PROBLEM:
Type out the complete listing below word for word, without its pictures.

================

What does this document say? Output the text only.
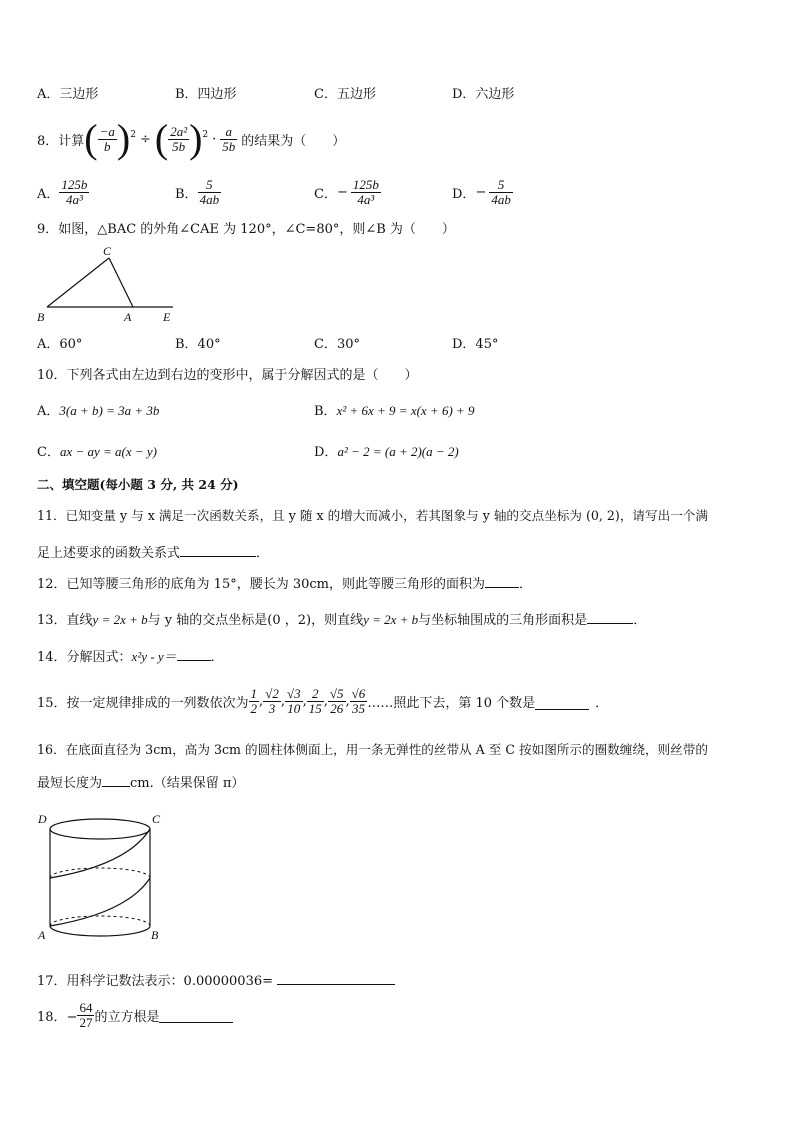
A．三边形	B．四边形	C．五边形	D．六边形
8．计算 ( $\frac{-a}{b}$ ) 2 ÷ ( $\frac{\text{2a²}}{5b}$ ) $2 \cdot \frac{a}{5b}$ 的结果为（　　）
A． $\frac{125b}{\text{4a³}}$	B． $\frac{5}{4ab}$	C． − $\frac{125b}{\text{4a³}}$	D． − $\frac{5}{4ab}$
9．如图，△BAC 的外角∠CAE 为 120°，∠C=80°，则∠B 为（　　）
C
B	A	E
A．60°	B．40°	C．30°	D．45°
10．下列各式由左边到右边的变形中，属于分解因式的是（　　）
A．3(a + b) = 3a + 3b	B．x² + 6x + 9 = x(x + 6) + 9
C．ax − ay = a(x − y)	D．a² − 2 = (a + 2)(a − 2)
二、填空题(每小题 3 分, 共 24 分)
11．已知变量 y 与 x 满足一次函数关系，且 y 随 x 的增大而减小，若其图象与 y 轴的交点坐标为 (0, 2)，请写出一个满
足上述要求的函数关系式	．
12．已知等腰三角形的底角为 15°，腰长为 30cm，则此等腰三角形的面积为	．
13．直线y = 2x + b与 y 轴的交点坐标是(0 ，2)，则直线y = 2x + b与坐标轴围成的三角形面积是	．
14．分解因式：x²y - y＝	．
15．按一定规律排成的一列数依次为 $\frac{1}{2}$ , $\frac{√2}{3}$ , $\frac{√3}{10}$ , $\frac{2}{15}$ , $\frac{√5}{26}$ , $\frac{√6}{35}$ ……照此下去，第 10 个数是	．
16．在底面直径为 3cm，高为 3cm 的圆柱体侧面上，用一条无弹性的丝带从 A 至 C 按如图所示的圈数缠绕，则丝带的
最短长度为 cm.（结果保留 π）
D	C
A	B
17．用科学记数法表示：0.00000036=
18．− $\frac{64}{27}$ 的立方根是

================

ANSWER TO THE EXERCISE:
What does this document say? Output the text only.
A．三边形	B．四边形	C．五边形	D．六边形
8．计算 ( $\frac{-a}{b}$ ) 2 ÷ ( $\frac{\text{2a²}}{5b}$ ) $2 \cdot \frac{a}{5b}$ 的结果为（　　）
A． $\frac{125b}{\text{4a³}}$	B． $\frac{5}{4ab}$	C． − $\frac{125b}{\text{4a³}}$	D． − $\frac{5}{4ab}$
9．如图，△BAC 的外角∠CAE 为 120°，∠C=80°，则∠B 为（　　）
C
B	A	E
A．60°	B．40°	C．30°	D．45°
10．下列各式由左边到右边的变形中，属于分解因式的是（　　）
A．3(a + b) = 3a + 3b	B．x² + 6x + 9 = x(x + 6) + 9
C．ax − ay = a(x − y)	D．a² − 2 = (a + 2)(a − 2)
二、填空题(每小题 3 分, 共 24 分)
11．已知变量 y 与 x 满足一次函数关系，且 y 随 x 的增大而减小，若其图象与 y 轴的交点坐标为 (0, 2)，请写出一个满
足上述要求的函数关系式	．
12．已知等腰三角形的底角为 15°，腰长为 30cm，则此等腰三角形的面积为	．
13．直线y = 2x + b与 y 轴的交点坐标是(0 ，2)，则直线y = 2x + b与坐标轴围成的三角形面积是	．
14．分解因式：x²y - y＝	．
15．按一定规律排成的一列数依次为 $\frac{1}{2}$ , $\frac{√2}{3}$ , $\frac{√3}{10}$ , $\frac{2}{15}$ , $\frac{√5}{26}$ , $\frac{√6}{35}$ ……照此下去，第 10 个数是	．
16．在底面直径为 3cm，高为 3cm 的圆柱体侧面上，用一条无弹性的丝带从 A 至 C 按如图所示的圈数缠绕，则丝带的
最短长度为 cm.（结果保留 π）
D	C
A	B
17．用科学记数法表示：0.00000036=
18．− $\frac{64}{27}$ 的立方根是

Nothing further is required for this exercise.